**Problem to solve**
Output all the entries word for word. Omit the pictures.

**Source data**
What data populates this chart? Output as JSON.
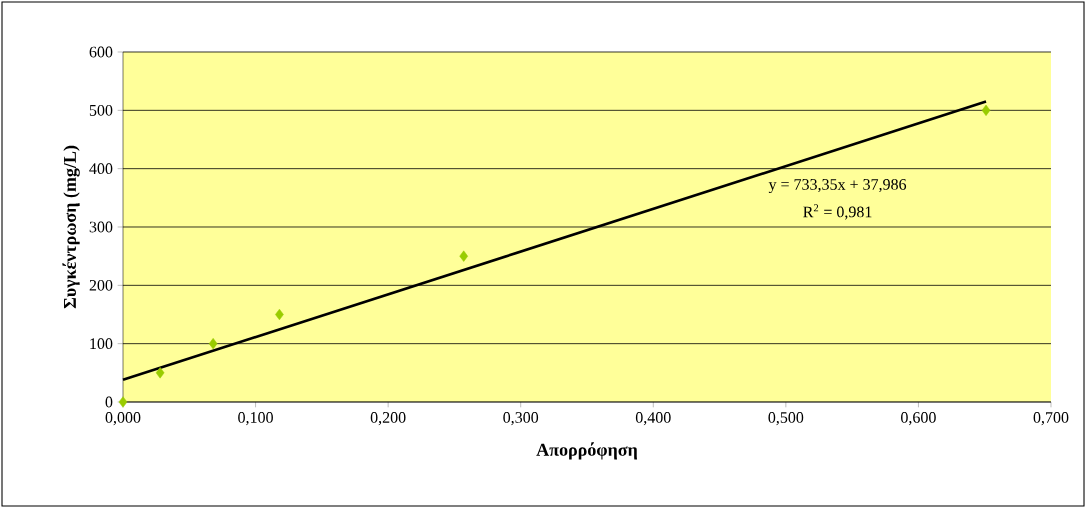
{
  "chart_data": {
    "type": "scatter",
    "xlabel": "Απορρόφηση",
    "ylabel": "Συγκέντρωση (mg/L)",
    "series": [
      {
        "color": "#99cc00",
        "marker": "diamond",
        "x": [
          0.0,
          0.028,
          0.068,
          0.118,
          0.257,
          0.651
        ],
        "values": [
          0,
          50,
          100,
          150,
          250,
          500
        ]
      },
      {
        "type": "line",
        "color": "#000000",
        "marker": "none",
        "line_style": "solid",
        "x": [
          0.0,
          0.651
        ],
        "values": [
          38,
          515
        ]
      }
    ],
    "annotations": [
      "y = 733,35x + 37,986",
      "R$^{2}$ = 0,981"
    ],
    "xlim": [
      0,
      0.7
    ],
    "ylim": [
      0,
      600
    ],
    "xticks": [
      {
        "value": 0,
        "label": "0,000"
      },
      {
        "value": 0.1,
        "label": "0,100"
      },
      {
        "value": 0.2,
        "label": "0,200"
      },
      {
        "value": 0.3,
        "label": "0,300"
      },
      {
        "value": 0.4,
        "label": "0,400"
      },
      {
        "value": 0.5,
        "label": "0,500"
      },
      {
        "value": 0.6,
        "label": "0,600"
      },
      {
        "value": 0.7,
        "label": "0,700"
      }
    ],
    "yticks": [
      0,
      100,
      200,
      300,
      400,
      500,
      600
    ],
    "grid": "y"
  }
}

**The output**
What data populates this chart? Output as JSON.
{
  "chart_data": {
    "type": "scatter",
    "xlabel": "Απορρόφηση",
    "ylabel": "Συγκέντρωση (mg/L)",
    "series": [
      {
        "color": "#99cc00",
        "marker": "diamond",
        "x": [
          0.0,
          0.028,
          0.068,
          0.118,
          0.257,
          0.651
        ],
        "values": [
          0,
          50,
          100,
          150,
          250,
          500
        ]
      },
      {
        "type": "line",
        "color": "#000000",
        "marker": "none",
        "line_style": "solid",
        "x": [
          0.0,
          0.651
        ],
        "values": [
          38,
          515
        ]
      }
    ],
    "annotations": [
      "y = 733,35x + 37,986",
      "R$^{2}$ = 0,981"
    ],
    "xlim": [
      0,
      0.7
    ],
    "ylim": [
      0,
      600
    ],
    "xticks": [
      {
        "value": 0,
        "label": "0,000"
      },
      {
        "value": 0.1,
        "label": "0,100"
      },
      {
        "value": 0.2,
        "label": "0,200"
      },
      {
        "value": 0.3,
        "label": "0,300"
      },
      {
        "value": 0.4,
        "label": "0,400"
      },
      {
        "value": 0.5,
        "label": "0,500"
      },
      {
        "value": 0.6,
        "label": "0,600"
      },
      {
        "value": 0.7,
        "label": "0,700"
      }
    ],
    "yticks": [
      0,
      100,
      200,
      300,
      400,
      500,
      600
    ],
    "grid": "y"
  }
}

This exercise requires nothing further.